*Input data*:
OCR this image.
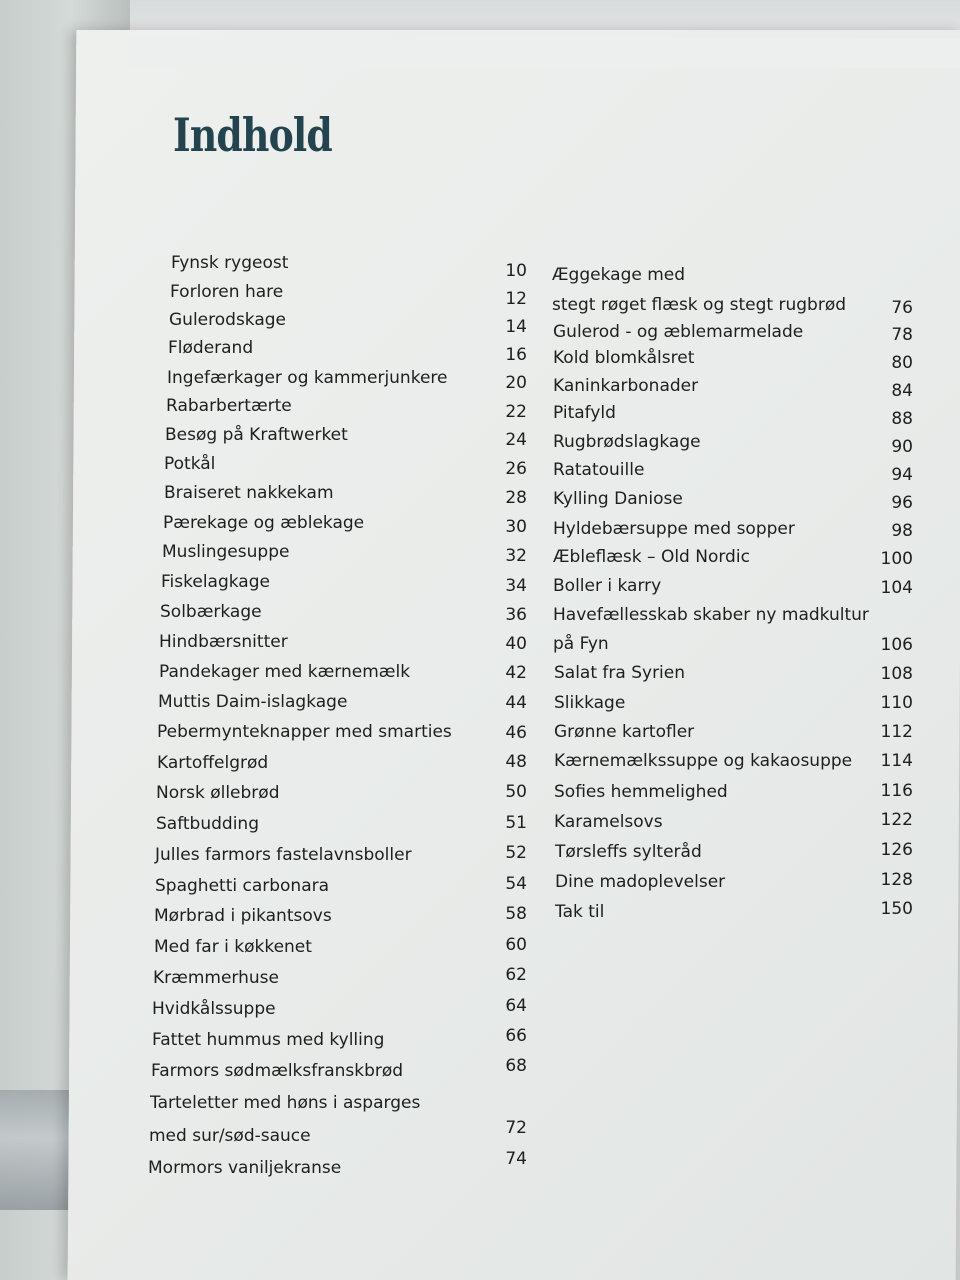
Indhold
Fynsk rygeost	10
Forloren hare	12
Gulerodskage	14
Fløderand	16
Ingefærkager og kammerjunkere	20
Rabarbertærte	22
Besøg på Kraftwerket	24
Potkål	26
Braiseret nakkekam	28
Pærekage og æblekage	30
Muslingesuppe	32
Fiskelagkage	34
Solbærkage	36
Hindbærsnitter	40
Pandekager med kærnemælk	42
Muttis Daim-islagkage	44
Pebermynteknapper med smarties	46
Kartoffelgrød	48
Norsk øllebrød	50
Saftbudding	51
Julles farmors fastelavnsboller	52
Spaghetti carbonara	54
Mørbrad i pikantsovs	58
Med far i køkkenet	60
Kræmmerhuse	62
Hvidkålssuppe	64
Fattet hummus med kylling	66
Farmors sødmælksfranskbrød	68
Tarteletter med høns i asparges
med sur/sød-sauce	72
Mormors vaniljekranse	74
Æggekage med
stegt røget flæsk og stegt rugbrød	76
Gulerod - og æblemarmelade	78
Kold blomkålsret	80
Kaninkarbonader	84
Pitafyld	88
Rugbrødslagkage	90
Ratatouille	94
Kylling Daniose	96
Hyldebærsuppe med sopper	98
Æbleflæsk – Old Nordic	100
Boller i karry	104
Havefællesskab skaber ny madkultur
på Fyn	106
Salat fra Syrien	108
Slikkage	110
Grønne kartofler	112
Kærnemælkssuppe og kakaosuppe	114
Sofies hemmelighed	116
Karamelsovs	122
Tørsleffs sylteråd	126
Dine madoplevelser	128
Tak til	150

*Directive*: Print the whole listing above once more, word for word, without its pictures.

*Solution*:
OCR this image.
Indhold
Fynsk rygeost	10
Forloren hare	12
Gulerodskage	14
Fløderand	16
Ingefærkager og kammerjunkere	20
Rabarbertærte	22
Besøg på Kraftwerket	24
Potkål	26
Braiseret nakkekam	28
Pærekage og æblekage	30
Muslingesuppe	32
Fiskelagkage	34
Solbærkage	36
Hindbærsnitter	40
Pandekager med kærnemælk	42
Muttis Daim-islagkage	44
Pebermynteknapper med smarties	46
Kartoffelgrød	48
Norsk øllebrød	50
Saftbudding	51
Julles farmors fastelavnsboller	52
Spaghetti carbonara	54
Mørbrad i pikantsovs	58
Med far i køkkenet	60
Kræmmerhuse	62
Hvidkålssuppe	64
Fattet hummus med kylling	66
Farmors sødmælksfranskbrød	68
Tarteletter med høns i asparges
med sur/sød-sauce	72
Mormors vaniljekranse	74
Æggekage med
stegt røget flæsk og stegt rugbrød	76
Gulerod - og æblemarmelade	78
Kold blomkålsret	80
Kaninkarbonader	84
Pitafyld	88
Rugbrødslagkage	90
Ratatouille	94
Kylling Daniose	96
Hyldebærsuppe med sopper	98
Æbleflæsk – Old Nordic	100
Boller i karry	104
Havefællesskab skaber ny madkultur
på Fyn	106
Salat fra Syrien	108
Slikkage	110
Grønne kartofler	112
Kærnemælkssuppe og kakaosuppe	114
Sofies hemmelighed	116
Karamelsovs	122
Tørsleffs sylteråd	126
Dine madoplevelser	128
Tak til	150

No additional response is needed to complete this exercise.